--- Start ---
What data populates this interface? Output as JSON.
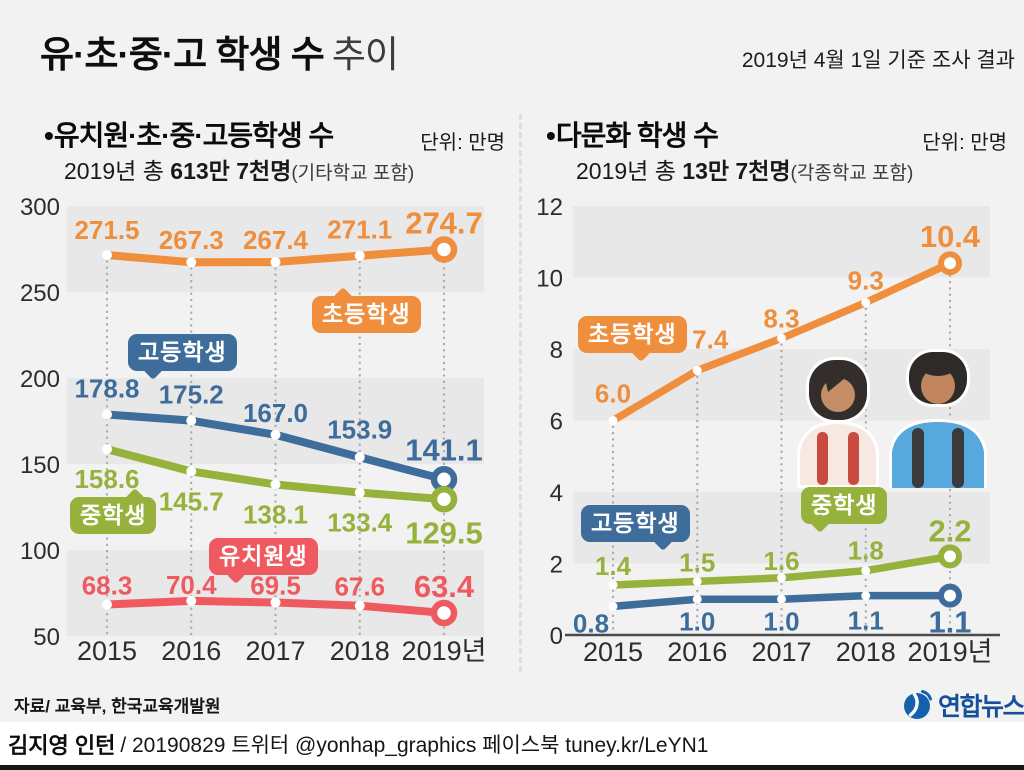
{
  "header": {
    "title_main": "유·초·중·고 학생 수",
    "title_sub": "추이",
    "date_note": "2019년 4월 1일 기준 조사 결과"
  },
  "chart_data": [
    {
      "type": "line",
      "bullet": "•",
      "title": "유치원·초·중·고등학생 수",
      "unit": "단위: 만명",
      "subtitle_pre": "2019년 총",
      "subtitle_strong": " 613만 7천명",
      "subtitle_note": "(기타학교 포함)",
      "categories": [
        "2015",
        "2016",
        "2017",
        "2018",
        "2019년"
      ],
      "ylim": [
        50,
        300
      ],
      "yticks": [
        300,
        250,
        200,
        150,
        100,
        50
      ],
      "bands": [
        [
          250,
          300
        ],
        [
          150,
          200
        ],
        [
          50,
          100
        ]
      ],
      "grid": "banded-rows",
      "legend_style": "bubble-callouts",
      "series": [
        {
          "name": "초등학생",
          "color": "#EF8E3C",
          "values": [
            271.5,
            267.3,
            267.4,
            271.1,
            274.7
          ]
        },
        {
          "name": "고등학생",
          "color": "#3E6D9B",
          "values": [
            178.8,
            175.2,
            167.0,
            153.9,
            141.1
          ]
        },
        {
          "name": "중학생",
          "color": "#97B23C",
          "values": [
            158.6,
            145.7,
            138.1,
            133.4,
            129.5
          ]
        },
        {
          "name": "유치원생",
          "color": "#EF5A60",
          "values": [
            68.3,
            70.4,
            69.5,
            67.6,
            63.4
          ]
        }
      ]
    },
    {
      "type": "line",
      "bullet": "•",
      "title": "다문화 학생 수",
      "unit": "단위: 만명",
      "subtitle_pre": "2019년 총",
      "subtitle_strong": " 13만 7천명",
      "subtitle_note": "(각종학교 포함)",
      "categories": [
        "2015",
        "2016",
        "2017",
        "2018",
        "2019년"
      ],
      "ylim": [
        0,
        12
      ],
      "yticks": [
        12,
        10,
        8,
        6,
        4,
        2,
        0
      ],
      "bands": [
        [
          10,
          12
        ],
        [
          6,
          8
        ],
        [
          2,
          4
        ]
      ],
      "grid": "banded-rows",
      "legend_style": "bubble-callouts",
      "series": [
        {
          "name": "초등학생",
          "color": "#EF8E3C",
          "values": [
            6.0,
            7.4,
            8.3,
            9.3,
            10.4
          ]
        },
        {
          "name": "중학생",
          "color": "#97B23C",
          "values": [
            1.4,
            1.5,
            1.6,
            1.8,
            2.2
          ]
        },
        {
          "name": "고등학생",
          "color": "#3E6D9B",
          "values": [
            0.8,
            1.0,
            1.0,
            1.1,
            1.1
          ]
        }
      ]
    }
  ],
  "footer": {
    "source": "자료/ 교육부, 한국교육개발원"
  },
  "credit": {
    "author": "김지영 인턴",
    "rest": "/ 20190829 트위터 @yonhap_graphics  페이스북 tuney.kr/LeYN1"
  },
  "logo": {
    "text": "연합뉴스",
    "color": "#14509c"
  }
}
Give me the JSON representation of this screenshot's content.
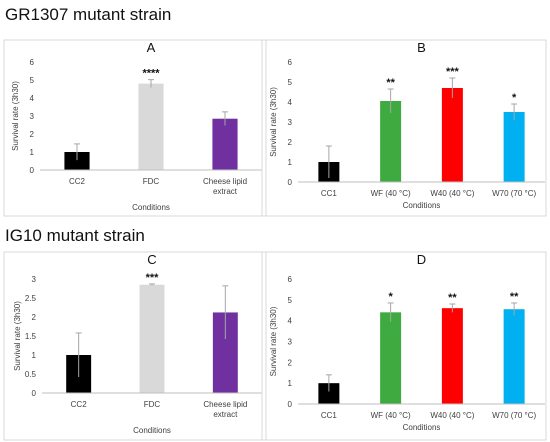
{
  "titles": [
    "GR1307 mutant strain",
    "IG10 mutant strain"
  ],
  "chart_data": [
    {
      "type": "bar",
      "title": "A",
      "xlabel": "Conditions",
      "ylabel": "Survival rate (3h30)",
      "ylim": [
        0,
        6
      ],
      "yticks": [
        0,
        1,
        2,
        3,
        4,
        5,
        6
      ],
      "grid": false,
      "categories": [
        "CC2",
        "FDC",
        "Cheese lipid extract"
      ],
      "values": [
        1.0,
        4.8,
        2.85
      ],
      "errors": [
        0.45,
        0.22,
        0.38
      ],
      "significance": [
        "",
        "****",
        ""
      ],
      "colors": [
        "#000000",
        "#d9d9d9",
        "#7030a0"
      ]
    },
    {
      "type": "bar",
      "title": "B",
      "xlabel": "Conditions",
      "ylabel": "Survival rate (3h30)",
      "ylim": [
        0,
        6
      ],
      "yticks": [
        0,
        1,
        2,
        3,
        4,
        5,
        6
      ],
      "grid": false,
      "categories": [
        "CC1",
        "WF (40 °C)",
        "W40 (40 °C)",
        "W70 (70 °C)"
      ],
      "values": [
        1.0,
        4.05,
        4.7,
        3.5
      ],
      "errors": [
        0.8,
        0.6,
        0.5,
        0.4
      ],
      "significance": [
        "",
        "**",
        "***",
        "*"
      ],
      "colors": [
        "#000000",
        "#3faa3f",
        "#ff0000",
        "#00b0f0"
      ]
    },
    {
      "type": "bar",
      "title": "C",
      "xlabel": "Conditions",
      "ylabel": "Survival rate (3h30)",
      "ylim": [
        0,
        3
      ],
      "yticks": [
        0,
        0.5,
        1,
        1.5,
        2,
        2.5,
        3
      ],
      "grid": false,
      "categories": [
        "CC2",
        "FDC",
        "Cheese lipid extract"
      ],
      "values": [
        1.0,
        2.85,
        2.12
      ],
      "errors": [
        0.58,
        0.02,
        0.7
      ],
      "significance": [
        "",
        "***",
        ""
      ],
      "colors": [
        "#000000",
        "#d9d9d9",
        "#7030a0"
      ]
    },
    {
      "type": "bar",
      "title": "D",
      "xlabel": "Conditions",
      "ylabel": "Survival rate (3h30)",
      "ylim": [
        0,
        6
      ],
      "yticks": [
        0,
        1,
        2,
        3,
        4,
        5,
        6
      ],
      "grid": false,
      "categories": [
        "CC1",
        "WF (40 °C)",
        "W40 (40 °C)",
        "W70 (70 °C)"
      ],
      "values": [
        1.0,
        4.4,
        4.6,
        4.55
      ],
      "errors": [
        0.4,
        0.45,
        0.2,
        0.3
      ],
      "significance": [
        "",
        "*",
        "**",
        "**"
      ],
      "colors": [
        "#000000",
        "#3faa3f",
        "#ff0000",
        "#00b0f0"
      ]
    }
  ]
}
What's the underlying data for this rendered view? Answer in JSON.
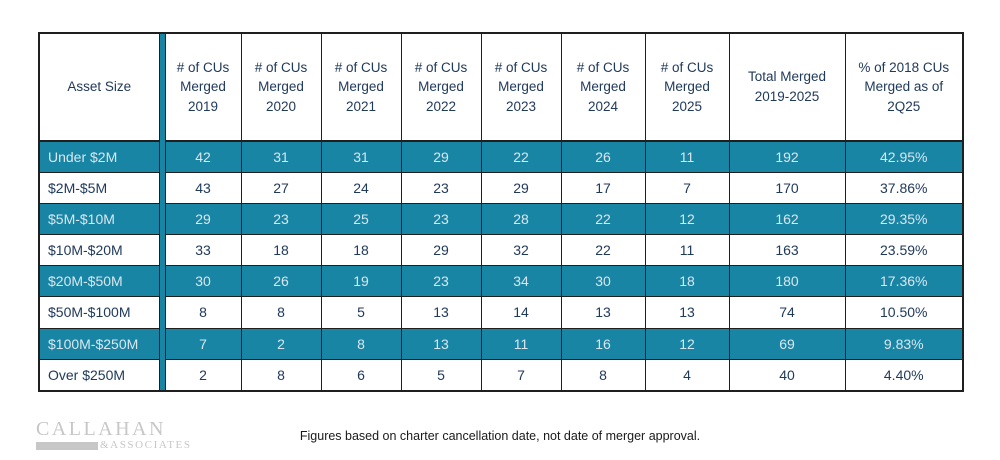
{
  "table": {
    "header": {
      "asset_size": "Asset Size",
      "year_columns": [
        "# of CUs\nMerged\n2019",
        "# of CUs\nMerged\n2020",
        "# of CUs\nMerged\n2021",
        "# of CUs\nMerged\n2022",
        "# of CUs\nMerged\n2023",
        "# of CUs\nMerged\n2024",
        "# of CUs\nMerged\n2025"
      ],
      "total_column": "Total Merged\n2019-2025",
      "percent_column": "% of 2018 CUs\nMerged as of\n2Q25"
    },
    "rows": [
      {
        "asset_size": "Under $2M",
        "merged_by_year": [
          42,
          31,
          31,
          29,
          22,
          26,
          11
        ],
        "total_merged": 192,
        "pct_of_2018": "42.95%",
        "highlighted": true
      },
      {
        "asset_size": "$2M-$5M",
        "merged_by_year": [
          43,
          27,
          24,
          23,
          29,
          17,
          7
        ],
        "total_merged": 170,
        "pct_of_2018": "37.86%",
        "highlighted": false
      },
      {
        "asset_size": "$5M-$10M",
        "merged_by_year": [
          29,
          23,
          25,
          23,
          28,
          22,
          12
        ],
        "total_merged": 162,
        "pct_of_2018": "29.35%",
        "highlighted": true
      },
      {
        "asset_size": "$10M-$20M",
        "merged_by_year": [
          33,
          18,
          18,
          29,
          32,
          22,
          11
        ],
        "total_merged": 163,
        "pct_of_2018": "23.59%",
        "highlighted": false
      },
      {
        "asset_size": "$20M-$50M",
        "merged_by_year": [
          30,
          26,
          19,
          23,
          34,
          30,
          18
        ],
        "total_merged": 180,
        "pct_of_2018": "17.36%",
        "highlighted": true
      },
      {
        "asset_size": "$50M-$100M",
        "merged_by_year": [
          8,
          8,
          5,
          13,
          14,
          13,
          13
        ],
        "total_merged": 74,
        "pct_of_2018": "10.50%",
        "highlighted": false
      },
      {
        "asset_size": "$100M-$250M",
        "merged_by_year": [
          7,
          2,
          8,
          13,
          11,
          16,
          12
        ],
        "total_merged": 69,
        "pct_of_2018": "9.83%",
        "highlighted": true
      },
      {
        "asset_size": "Over $250M",
        "merged_by_year": [
          2,
          8,
          6,
          5,
          7,
          8,
          4
        ],
        "total_merged": 40,
        "pct_of_2018": "4.40%",
        "highlighted": false
      }
    ]
  },
  "footer": {
    "note": "Figures based on charter cancellation date, not date of merger approval.",
    "logo": {
      "line1": "CALLAHAN",
      "line2": "&ASSOCIATES"
    }
  },
  "colors": {
    "accent_teal": "#1985a5",
    "text_navy": "#203a5c",
    "highlight_text": "#d9e6ee",
    "border": "#1f1f1f",
    "logo_gray": "#c7c7c7"
  }
}
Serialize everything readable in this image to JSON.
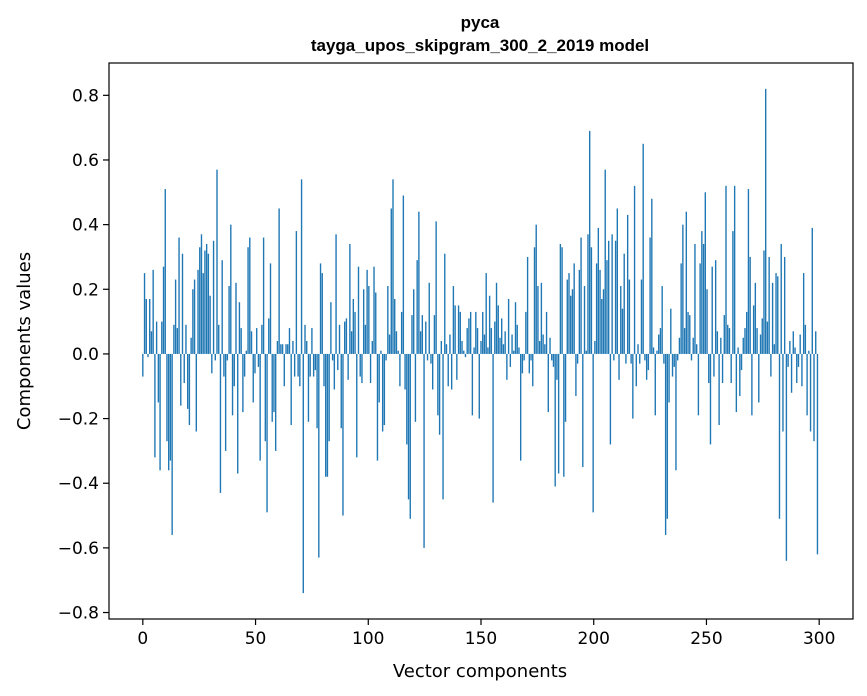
--- End ---
* _Exercise brief_:
Scan the listing above for the word "strain" and show each line where it is found.

* _Written response_:
    "GR1307 mutant strain",
    "IG10 mutant strain"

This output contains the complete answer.